**** Stored rows ****

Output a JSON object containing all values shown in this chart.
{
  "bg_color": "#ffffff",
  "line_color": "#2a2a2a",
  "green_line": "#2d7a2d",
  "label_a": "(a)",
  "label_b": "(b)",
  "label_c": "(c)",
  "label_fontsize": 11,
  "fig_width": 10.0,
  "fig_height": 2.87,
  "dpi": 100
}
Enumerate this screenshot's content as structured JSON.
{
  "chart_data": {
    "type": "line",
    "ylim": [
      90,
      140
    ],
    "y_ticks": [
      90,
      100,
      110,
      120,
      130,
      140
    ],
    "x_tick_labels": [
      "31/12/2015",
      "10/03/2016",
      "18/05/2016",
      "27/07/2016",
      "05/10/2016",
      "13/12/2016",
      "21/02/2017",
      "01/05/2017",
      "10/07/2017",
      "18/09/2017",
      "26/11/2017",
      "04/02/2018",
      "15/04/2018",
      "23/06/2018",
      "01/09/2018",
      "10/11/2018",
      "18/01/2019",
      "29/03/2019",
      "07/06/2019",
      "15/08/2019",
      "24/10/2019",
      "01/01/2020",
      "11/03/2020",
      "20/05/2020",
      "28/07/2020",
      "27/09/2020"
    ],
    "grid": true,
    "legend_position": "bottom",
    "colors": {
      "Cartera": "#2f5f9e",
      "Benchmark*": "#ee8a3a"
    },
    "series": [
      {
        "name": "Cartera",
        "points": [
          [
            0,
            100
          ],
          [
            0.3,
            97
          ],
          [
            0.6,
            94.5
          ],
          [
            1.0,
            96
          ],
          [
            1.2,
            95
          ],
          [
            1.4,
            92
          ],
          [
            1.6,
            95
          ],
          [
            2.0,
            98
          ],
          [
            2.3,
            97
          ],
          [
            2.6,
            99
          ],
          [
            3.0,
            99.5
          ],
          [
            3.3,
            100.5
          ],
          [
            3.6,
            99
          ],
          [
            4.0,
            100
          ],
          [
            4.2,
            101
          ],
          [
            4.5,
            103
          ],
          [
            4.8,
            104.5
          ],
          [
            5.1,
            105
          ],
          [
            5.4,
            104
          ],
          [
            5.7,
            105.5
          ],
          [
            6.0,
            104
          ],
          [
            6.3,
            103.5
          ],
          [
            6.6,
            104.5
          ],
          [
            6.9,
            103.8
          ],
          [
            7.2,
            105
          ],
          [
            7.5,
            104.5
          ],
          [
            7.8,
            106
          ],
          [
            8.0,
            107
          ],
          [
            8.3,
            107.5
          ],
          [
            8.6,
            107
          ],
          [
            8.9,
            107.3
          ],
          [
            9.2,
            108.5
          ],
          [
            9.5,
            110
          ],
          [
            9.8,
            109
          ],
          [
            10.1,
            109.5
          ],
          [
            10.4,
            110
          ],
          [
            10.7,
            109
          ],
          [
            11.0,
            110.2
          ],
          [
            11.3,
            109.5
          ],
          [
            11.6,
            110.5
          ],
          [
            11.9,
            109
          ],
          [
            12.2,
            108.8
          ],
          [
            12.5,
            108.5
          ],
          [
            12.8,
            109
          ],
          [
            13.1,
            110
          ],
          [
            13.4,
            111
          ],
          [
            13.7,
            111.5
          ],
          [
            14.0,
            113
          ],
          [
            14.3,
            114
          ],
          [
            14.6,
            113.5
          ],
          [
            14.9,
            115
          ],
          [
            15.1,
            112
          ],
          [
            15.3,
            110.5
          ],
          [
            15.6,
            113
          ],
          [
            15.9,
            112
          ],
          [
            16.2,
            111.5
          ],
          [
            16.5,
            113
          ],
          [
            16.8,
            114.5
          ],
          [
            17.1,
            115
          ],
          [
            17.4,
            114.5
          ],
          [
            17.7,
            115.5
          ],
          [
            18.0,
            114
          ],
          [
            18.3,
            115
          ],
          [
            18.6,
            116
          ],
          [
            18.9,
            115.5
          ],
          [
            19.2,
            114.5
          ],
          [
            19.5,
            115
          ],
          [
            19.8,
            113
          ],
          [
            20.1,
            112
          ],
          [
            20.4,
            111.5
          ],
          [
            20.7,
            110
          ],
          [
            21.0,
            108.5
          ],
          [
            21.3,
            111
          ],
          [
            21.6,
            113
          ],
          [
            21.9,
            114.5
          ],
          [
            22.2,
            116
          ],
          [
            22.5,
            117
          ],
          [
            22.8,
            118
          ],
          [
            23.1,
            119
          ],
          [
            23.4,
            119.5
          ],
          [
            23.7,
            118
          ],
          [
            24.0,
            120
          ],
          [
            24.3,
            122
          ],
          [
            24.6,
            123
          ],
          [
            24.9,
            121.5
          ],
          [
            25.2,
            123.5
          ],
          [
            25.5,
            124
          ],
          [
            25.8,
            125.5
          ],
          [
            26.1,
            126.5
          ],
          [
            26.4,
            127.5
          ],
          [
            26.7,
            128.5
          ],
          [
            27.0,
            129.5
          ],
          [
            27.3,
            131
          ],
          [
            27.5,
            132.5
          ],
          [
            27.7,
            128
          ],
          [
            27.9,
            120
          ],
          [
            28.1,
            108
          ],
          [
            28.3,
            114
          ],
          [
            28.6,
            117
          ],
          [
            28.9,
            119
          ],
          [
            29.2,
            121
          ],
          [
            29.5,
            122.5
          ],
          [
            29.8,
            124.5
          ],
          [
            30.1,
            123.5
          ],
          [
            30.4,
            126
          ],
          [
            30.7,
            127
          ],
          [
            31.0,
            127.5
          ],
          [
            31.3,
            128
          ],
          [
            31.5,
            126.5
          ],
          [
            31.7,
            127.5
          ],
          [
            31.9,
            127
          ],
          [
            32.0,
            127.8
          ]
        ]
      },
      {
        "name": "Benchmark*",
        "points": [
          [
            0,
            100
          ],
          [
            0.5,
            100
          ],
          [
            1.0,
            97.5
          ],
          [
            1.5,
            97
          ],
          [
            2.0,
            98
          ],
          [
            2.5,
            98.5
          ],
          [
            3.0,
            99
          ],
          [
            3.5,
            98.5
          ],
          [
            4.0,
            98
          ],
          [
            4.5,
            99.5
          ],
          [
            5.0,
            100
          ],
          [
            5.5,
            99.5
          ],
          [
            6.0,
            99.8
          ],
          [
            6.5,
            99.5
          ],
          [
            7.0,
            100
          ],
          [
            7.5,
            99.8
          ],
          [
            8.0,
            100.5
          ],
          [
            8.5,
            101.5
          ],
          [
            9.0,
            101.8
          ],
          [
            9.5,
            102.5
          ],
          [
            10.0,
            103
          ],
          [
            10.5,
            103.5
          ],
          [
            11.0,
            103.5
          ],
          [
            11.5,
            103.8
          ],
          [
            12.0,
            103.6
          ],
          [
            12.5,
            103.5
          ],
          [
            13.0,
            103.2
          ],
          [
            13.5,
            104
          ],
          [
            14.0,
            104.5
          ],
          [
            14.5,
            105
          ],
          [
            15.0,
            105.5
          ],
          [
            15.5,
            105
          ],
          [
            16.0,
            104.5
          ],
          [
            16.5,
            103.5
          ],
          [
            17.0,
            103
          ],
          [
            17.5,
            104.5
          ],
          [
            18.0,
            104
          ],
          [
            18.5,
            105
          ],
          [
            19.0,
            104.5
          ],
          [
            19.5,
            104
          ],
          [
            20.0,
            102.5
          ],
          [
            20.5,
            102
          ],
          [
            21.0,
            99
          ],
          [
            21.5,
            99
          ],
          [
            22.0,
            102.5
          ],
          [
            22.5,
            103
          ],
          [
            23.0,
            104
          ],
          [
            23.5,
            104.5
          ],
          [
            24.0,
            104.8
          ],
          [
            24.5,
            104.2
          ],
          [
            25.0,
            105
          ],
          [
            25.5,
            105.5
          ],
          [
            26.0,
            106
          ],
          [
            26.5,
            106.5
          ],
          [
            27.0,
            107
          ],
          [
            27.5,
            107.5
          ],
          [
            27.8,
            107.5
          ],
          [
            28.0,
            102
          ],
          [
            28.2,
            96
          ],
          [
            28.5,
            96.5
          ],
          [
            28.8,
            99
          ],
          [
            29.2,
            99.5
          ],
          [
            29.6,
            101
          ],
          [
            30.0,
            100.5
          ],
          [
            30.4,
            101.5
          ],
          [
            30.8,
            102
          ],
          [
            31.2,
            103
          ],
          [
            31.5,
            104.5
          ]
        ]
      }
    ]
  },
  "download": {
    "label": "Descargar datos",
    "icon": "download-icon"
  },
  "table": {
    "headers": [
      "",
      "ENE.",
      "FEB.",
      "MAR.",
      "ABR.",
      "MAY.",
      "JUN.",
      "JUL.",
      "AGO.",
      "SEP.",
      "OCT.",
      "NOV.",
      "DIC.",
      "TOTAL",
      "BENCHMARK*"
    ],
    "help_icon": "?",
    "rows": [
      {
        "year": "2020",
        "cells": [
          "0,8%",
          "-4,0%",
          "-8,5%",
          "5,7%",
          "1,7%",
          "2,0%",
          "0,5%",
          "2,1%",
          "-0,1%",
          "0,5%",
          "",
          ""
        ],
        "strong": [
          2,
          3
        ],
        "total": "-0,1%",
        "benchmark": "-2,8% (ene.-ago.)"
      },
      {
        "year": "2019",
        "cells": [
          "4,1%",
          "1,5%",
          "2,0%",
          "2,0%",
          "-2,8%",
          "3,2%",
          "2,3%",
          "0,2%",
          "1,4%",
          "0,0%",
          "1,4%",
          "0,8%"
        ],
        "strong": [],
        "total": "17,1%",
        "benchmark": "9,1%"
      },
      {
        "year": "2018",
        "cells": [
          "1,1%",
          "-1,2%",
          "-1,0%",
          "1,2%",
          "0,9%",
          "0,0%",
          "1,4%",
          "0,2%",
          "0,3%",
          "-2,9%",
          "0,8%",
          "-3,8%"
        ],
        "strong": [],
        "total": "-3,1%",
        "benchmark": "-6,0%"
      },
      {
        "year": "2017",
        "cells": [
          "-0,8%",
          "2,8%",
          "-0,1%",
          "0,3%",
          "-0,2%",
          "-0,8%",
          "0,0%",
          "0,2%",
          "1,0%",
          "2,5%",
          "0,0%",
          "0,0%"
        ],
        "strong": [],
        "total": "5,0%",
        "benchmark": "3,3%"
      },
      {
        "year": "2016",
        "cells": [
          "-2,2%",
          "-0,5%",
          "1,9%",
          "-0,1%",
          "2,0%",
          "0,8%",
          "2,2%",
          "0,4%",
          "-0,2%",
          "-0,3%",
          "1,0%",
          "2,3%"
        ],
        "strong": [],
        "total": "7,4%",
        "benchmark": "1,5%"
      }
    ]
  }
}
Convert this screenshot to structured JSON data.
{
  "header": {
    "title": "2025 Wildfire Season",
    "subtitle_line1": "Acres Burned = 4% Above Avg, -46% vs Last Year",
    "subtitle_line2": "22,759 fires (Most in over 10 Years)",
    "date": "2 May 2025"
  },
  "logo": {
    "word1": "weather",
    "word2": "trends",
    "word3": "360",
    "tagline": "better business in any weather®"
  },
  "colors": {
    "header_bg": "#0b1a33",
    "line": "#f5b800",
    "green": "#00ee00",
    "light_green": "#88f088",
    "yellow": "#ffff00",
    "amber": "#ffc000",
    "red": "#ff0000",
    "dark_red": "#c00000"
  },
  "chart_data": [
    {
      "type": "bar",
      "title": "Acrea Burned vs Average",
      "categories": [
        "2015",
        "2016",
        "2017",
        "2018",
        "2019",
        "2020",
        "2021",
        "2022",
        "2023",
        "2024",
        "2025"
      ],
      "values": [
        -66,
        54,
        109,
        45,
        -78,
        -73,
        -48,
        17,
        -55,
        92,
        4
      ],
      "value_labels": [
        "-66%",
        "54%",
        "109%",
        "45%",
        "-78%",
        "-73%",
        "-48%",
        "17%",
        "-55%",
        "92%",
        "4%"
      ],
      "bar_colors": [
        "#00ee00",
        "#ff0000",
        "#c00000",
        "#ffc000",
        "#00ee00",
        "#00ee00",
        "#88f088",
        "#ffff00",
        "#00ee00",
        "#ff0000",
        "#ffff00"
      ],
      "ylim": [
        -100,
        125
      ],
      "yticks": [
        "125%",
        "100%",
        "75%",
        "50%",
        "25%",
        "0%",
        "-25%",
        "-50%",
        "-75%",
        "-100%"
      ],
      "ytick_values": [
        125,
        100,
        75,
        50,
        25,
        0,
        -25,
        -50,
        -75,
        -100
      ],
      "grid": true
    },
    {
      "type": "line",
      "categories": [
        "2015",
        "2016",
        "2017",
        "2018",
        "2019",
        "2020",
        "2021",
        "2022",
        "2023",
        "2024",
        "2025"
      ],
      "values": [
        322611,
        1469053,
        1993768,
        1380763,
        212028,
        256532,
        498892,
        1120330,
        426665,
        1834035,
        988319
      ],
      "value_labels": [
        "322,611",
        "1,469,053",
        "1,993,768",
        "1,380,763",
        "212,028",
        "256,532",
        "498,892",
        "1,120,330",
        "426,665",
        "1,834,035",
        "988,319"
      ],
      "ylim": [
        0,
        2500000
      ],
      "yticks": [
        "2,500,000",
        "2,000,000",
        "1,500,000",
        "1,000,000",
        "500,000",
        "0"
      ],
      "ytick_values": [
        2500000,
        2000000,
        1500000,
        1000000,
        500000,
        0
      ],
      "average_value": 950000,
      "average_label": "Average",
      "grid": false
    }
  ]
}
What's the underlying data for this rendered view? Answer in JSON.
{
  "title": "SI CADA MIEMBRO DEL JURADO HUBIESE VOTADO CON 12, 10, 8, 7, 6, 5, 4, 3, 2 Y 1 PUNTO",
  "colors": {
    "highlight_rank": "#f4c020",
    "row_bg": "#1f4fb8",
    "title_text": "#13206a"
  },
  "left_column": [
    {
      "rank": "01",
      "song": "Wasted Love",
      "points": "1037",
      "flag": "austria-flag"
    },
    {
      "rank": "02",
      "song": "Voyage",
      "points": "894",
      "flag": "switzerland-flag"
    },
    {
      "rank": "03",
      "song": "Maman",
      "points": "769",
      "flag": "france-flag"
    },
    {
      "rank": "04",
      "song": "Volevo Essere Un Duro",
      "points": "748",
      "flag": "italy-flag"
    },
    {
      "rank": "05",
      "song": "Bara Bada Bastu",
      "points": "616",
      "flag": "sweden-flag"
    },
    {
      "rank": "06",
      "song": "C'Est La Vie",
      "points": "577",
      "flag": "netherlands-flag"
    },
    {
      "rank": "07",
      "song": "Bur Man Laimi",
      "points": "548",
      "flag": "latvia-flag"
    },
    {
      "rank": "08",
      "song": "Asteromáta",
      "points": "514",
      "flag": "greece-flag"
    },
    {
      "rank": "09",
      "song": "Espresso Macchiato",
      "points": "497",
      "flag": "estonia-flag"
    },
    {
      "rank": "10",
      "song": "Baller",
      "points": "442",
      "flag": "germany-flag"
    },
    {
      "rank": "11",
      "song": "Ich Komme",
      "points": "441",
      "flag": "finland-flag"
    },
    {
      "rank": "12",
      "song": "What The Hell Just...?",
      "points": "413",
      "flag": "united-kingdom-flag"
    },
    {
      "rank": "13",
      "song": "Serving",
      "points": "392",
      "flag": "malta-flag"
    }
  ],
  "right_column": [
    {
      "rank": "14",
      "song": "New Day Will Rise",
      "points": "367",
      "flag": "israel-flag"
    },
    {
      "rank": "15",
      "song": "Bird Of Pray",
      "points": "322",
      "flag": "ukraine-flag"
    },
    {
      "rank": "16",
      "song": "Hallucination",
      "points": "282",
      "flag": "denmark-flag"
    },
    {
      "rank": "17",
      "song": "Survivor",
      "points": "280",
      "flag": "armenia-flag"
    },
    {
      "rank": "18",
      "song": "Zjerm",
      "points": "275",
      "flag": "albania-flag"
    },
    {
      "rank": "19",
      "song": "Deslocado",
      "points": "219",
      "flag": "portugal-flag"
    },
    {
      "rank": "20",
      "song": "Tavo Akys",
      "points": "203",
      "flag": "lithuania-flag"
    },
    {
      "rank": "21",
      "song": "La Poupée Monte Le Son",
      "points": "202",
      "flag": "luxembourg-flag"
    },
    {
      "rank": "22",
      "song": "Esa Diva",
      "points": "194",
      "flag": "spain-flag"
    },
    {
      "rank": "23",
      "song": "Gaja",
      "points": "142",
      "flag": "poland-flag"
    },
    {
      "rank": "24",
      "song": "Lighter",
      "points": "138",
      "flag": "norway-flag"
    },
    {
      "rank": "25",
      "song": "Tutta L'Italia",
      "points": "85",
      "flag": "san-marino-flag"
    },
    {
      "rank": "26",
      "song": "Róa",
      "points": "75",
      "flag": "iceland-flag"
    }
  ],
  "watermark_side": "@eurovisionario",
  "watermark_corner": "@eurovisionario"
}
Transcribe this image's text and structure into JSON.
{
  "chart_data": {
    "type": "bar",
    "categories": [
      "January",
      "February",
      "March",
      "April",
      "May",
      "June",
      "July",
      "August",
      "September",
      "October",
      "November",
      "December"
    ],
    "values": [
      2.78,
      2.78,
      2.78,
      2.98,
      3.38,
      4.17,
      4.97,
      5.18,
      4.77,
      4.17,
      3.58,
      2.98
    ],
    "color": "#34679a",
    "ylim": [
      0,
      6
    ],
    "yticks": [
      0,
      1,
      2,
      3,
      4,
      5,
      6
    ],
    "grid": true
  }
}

****

* **Exercise goal**
All lines above containing the string "this" are to be collected.

* **The solution**
Output a JSON object containing all values shown in this chart.
Enumerate this screenshot's content as structured JSON.
Convert this screenshot to structured JSON data.
What's the underlying data for this rendered view? Answer in JSON.
Transcribe this image's text and structure into JSON.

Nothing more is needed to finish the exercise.